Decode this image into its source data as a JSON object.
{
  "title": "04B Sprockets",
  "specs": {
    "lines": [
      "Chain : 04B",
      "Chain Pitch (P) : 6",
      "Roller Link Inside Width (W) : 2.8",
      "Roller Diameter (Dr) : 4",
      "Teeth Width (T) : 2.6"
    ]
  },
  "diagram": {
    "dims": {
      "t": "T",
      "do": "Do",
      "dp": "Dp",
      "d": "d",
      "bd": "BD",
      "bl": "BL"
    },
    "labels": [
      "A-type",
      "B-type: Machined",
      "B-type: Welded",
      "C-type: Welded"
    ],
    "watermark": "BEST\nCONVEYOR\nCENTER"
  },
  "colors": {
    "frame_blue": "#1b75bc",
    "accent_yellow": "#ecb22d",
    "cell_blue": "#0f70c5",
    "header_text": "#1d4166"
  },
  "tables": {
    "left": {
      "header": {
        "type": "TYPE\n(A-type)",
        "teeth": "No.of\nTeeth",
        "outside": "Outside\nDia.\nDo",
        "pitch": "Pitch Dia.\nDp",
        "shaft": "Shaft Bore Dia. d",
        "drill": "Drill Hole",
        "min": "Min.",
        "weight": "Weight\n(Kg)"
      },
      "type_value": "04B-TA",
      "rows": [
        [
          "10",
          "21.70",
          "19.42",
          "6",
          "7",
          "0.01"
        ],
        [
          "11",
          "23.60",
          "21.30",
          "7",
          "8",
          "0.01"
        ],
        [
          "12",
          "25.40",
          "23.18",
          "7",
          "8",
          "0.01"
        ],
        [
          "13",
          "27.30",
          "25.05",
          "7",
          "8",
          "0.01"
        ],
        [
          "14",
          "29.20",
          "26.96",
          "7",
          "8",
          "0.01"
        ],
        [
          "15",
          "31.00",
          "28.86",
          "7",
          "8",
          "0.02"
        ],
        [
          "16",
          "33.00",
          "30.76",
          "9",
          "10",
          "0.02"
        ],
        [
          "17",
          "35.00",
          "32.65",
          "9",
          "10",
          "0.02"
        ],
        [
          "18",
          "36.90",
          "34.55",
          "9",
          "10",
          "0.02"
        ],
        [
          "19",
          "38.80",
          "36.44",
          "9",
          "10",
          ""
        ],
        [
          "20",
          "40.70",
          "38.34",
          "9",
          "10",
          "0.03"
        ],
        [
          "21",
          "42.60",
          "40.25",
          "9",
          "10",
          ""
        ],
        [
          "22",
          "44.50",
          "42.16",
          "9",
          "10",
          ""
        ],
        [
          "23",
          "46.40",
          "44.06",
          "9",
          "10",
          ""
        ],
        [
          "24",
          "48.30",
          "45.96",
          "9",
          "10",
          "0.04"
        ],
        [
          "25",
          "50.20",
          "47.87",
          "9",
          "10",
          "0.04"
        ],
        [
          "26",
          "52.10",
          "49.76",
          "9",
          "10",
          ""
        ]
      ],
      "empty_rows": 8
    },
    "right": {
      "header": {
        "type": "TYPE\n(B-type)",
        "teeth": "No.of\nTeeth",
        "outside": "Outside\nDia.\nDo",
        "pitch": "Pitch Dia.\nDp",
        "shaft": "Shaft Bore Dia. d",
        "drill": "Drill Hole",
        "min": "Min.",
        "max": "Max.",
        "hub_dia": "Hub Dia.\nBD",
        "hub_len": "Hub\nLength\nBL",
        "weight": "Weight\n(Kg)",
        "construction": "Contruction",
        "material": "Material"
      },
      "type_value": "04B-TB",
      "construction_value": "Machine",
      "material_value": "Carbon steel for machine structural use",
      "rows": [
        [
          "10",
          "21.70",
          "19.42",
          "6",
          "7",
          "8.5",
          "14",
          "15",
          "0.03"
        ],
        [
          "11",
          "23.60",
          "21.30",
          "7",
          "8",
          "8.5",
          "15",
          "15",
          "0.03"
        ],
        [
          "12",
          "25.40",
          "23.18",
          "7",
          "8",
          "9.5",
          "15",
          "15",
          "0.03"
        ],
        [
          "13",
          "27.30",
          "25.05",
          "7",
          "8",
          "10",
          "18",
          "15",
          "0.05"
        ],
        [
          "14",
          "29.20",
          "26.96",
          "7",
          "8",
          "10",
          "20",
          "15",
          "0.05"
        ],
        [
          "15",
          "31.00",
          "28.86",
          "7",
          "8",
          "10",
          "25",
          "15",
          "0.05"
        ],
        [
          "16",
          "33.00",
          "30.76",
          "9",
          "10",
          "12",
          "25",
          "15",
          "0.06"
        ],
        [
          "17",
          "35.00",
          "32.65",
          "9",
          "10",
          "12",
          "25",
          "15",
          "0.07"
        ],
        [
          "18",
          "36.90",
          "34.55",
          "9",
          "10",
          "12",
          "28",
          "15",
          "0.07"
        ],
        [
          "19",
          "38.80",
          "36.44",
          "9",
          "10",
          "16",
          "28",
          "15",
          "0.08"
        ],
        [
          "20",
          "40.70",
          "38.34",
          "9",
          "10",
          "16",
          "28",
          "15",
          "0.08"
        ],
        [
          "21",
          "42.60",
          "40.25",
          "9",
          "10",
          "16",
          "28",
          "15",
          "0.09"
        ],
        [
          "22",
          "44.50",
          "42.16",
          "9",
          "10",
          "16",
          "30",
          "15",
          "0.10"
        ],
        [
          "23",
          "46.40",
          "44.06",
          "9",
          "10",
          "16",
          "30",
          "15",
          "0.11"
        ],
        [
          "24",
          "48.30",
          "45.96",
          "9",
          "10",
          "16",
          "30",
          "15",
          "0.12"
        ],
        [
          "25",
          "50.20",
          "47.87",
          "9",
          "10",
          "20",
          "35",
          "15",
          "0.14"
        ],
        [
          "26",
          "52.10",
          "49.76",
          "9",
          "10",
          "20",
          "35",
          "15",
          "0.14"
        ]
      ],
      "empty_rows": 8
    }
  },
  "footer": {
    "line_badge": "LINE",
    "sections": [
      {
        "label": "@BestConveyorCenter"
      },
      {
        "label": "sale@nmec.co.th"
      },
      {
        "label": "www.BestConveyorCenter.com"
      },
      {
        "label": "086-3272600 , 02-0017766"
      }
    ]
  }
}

__Given problem__
Look through the entries above. Extract each line with the word "BestConveyorCenter".

__Task solution__
        "label": "@BestConveyorCenter"
        "label": "www.BestConveyorCenter.com"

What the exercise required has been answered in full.